### Your instructions
Examine the material below. Gather every line in which the string "lồng" appears.

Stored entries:
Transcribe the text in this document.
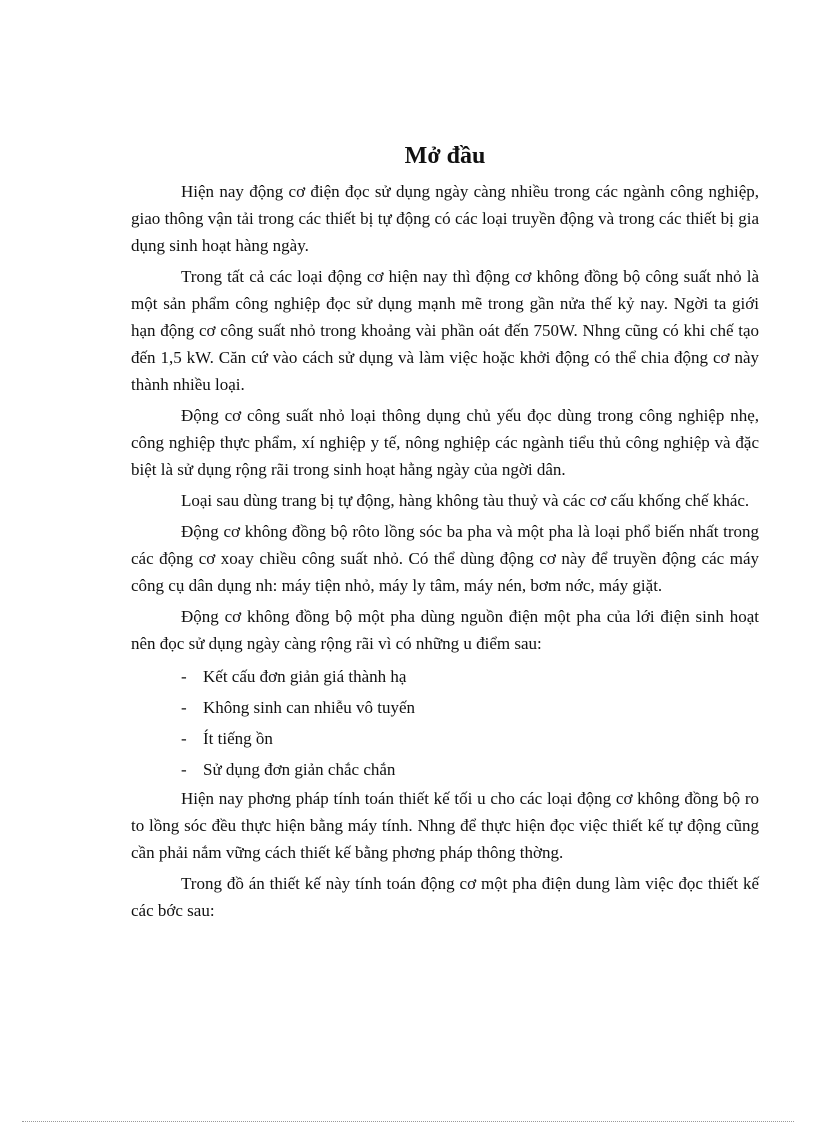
Mở đầu

Hiện nay động cơ điện đọc sử dụng ngày càng nhiều trong các ngành công nghiệp, giao thông vận tải trong các thiết bị tự động có các loại truyền động và trong các thiết bị gia dụng sinh hoạt hàng ngày.

Trong tất cả các loại động cơ hiện nay thì động cơ không đồng bộ công suất nhỏ là một sản phẩm công nghiệp đọc sử dụng mạnh mẽ trong gần nửa thế kỷ nay. Ngời ta giới hạn động cơ công suất nhỏ trong khoảng vài phần oát đến 750W. Nhng cũng có khi chế tạo đến 1,5 kW. Căn cứ vào cách sử dụng và làm việc hoặc khởi động có thể chia động cơ này thành nhiều loại.

Động cơ công suất nhỏ loại thông dụng chủ yếu đọc dùng trong công nghiệp nhẹ, công nghiệp thực phẩm, xí nghiệp y tế, nông nghiệp các ngành tiểu thủ công nghiệp và đặc biệt là sử dụng rộng rãi trong sinh hoạt hằng ngày của ngời dân.

Loại sau dùng trang bị tự động, hàng không tàu thuỷ và các cơ cấu khống chế khác.

Động cơ không đồng bộ rôto lồng sóc ba pha và một pha là loại phổ biến nhất trong các động cơ xoay chiều công suất nhỏ. Có thể dùng động cơ này để truyền động các máy công cụ dân dụng nh: máy tiện nhỏ, máy ly tâm, máy nén, bơm nớc, máy giặt.

Động cơ không đồng bộ một pha dùng nguồn điện một pha của lới điện sinh hoạt nên đọc sử dụng ngày càng rộng rãi vì có những u điểm sau:

- Kết cấu đơn giản giá thành hạ
- Không sinh can nhiễu vô tuyến
- Ít tiếng ồn
- Sử dụng đơn giản chắc chắn

Hiện nay phơng pháp tính toán thiết kế tối u cho các loại động cơ không đồng bộ ro to lồng sóc đều thực hiện bằng máy tính. Nhng để thực hiện đọc việc thiết kế tự động cũng cần phải nắm vững cách thiết kế bằng phơng pháp thông thờng.

Trong đồ án thiết kế này tính toán động cơ một pha điện dung làm việc đọc thiết kế các bớc sau:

### Right answer
Động cơ không đồng bộ rôto lồng sóc ba pha và một pha là loại phổ biến nhất trong các động cơ xoay chiều công suất nhỏ. Có thể dùng động cơ này để truyền động các máy công cụ dân dụng nh: máy tiện nhỏ, máy ly tâm, máy nén, bơm nớc, máy giặt.
Hiện nay phơng pháp tính toán thiết kế tối u cho các loại động cơ không đồng bộ ro to lồng sóc đều thực hiện bằng máy tính. Nhng để thực hiện đọc việc thiết kế tự động cũng cần phải nắm vững cách thiết kế bằng phơng pháp thông thờng.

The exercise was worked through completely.